- Data section
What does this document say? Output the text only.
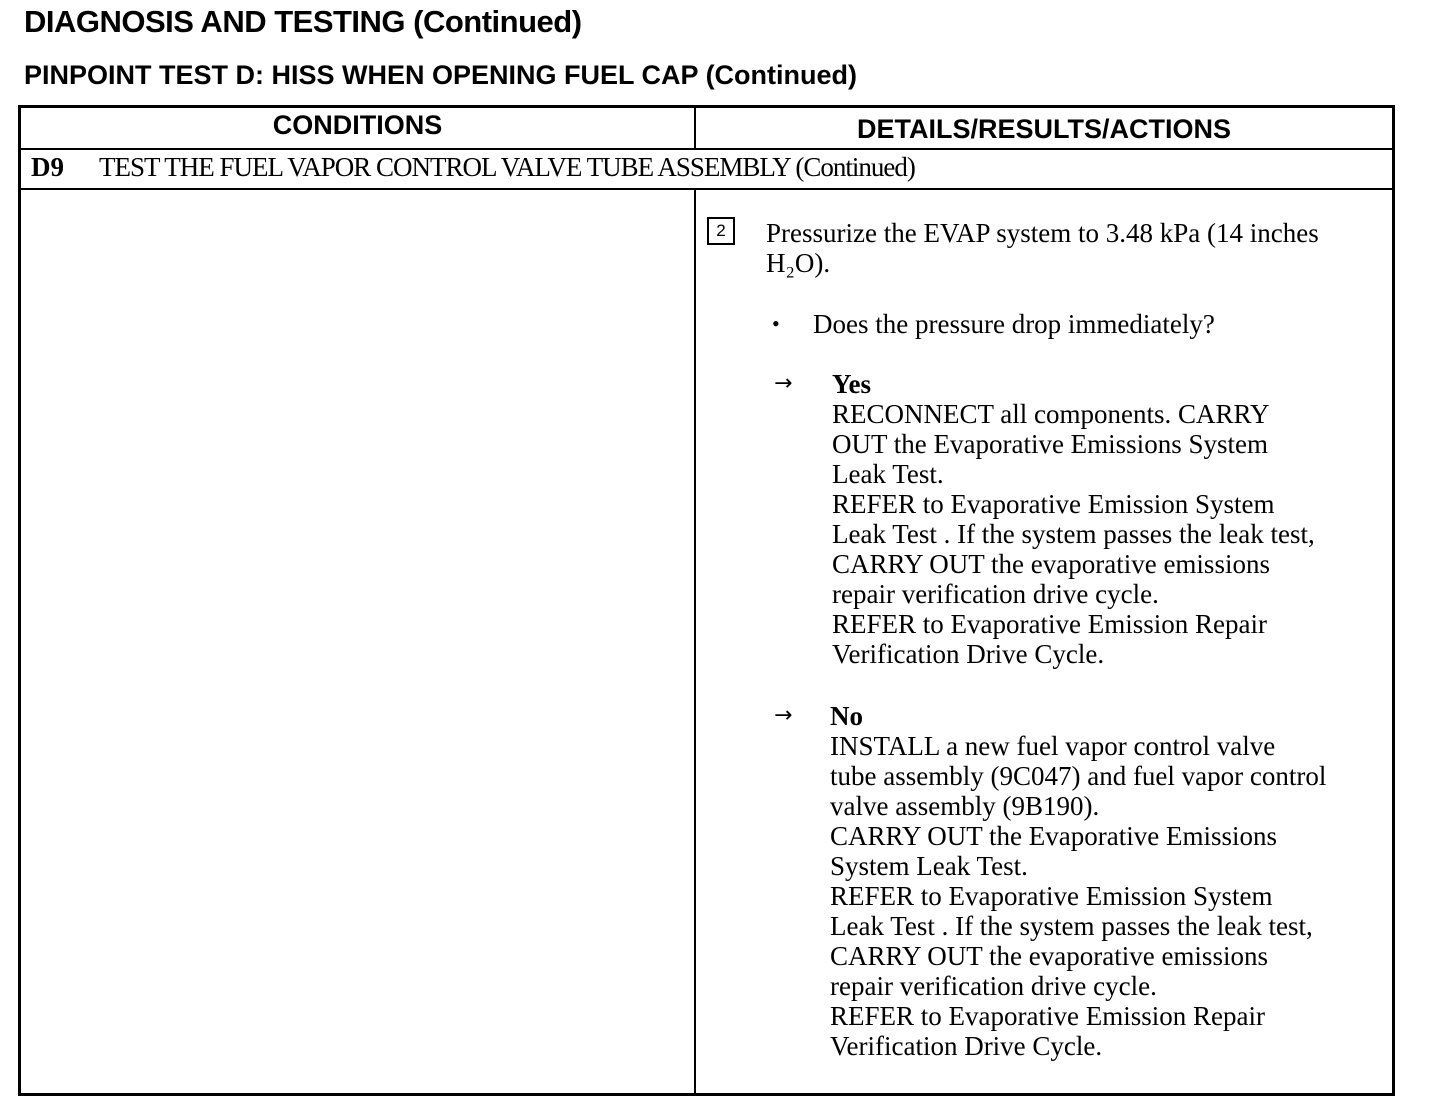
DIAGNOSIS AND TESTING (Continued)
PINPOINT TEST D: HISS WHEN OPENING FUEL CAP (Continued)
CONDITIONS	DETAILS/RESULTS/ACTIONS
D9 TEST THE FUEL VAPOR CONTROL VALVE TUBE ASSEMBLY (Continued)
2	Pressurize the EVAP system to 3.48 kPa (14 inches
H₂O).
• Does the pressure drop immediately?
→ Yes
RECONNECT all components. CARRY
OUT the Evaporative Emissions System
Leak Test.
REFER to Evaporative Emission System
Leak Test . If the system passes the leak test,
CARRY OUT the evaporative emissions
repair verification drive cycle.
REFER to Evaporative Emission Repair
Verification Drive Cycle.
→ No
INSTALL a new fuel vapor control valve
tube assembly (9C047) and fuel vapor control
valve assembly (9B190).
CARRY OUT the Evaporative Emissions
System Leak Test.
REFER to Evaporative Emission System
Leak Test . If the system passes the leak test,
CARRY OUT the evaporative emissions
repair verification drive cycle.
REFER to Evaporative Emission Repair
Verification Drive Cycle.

- What to produce
Your copy of the data should match it exactly, except that pictures are left out.

- The solution
What does this document say? Output the text only.
DIAGNOSIS AND TESTING (Continued)
PINPOINT TEST D: HISS WHEN OPENING FUEL CAP (Continued)
CONDITIONS	DETAILS/RESULTS/ACTIONS
D9 TEST THE FUEL VAPOR CONTROL VALVE TUBE ASSEMBLY (Continued)
2	Pressurize the EVAP system to 3.48 kPa (14 inches
H₂O).
• Does the pressure drop immediately?
→ Yes
RECONNECT all components. CARRY
OUT the Evaporative Emissions System
Leak Test.
REFER to Evaporative Emission System
Leak Test . If the system passes the leak test,
CARRY OUT the evaporative emissions
repair verification drive cycle.
REFER to Evaporative Emission Repair
Verification Drive Cycle.
→ No
INSTALL a new fuel vapor control valve
tube assembly (9C047) and fuel vapor control
valve assembly (9B190).
CARRY OUT the Evaporative Emissions
System Leak Test.
REFER to Evaporative Emission System
Leak Test . If the system passes the leak test,
CARRY OUT the evaporative emissions
repair verification drive cycle.
REFER to Evaporative Emission Repair
Verification Drive Cycle.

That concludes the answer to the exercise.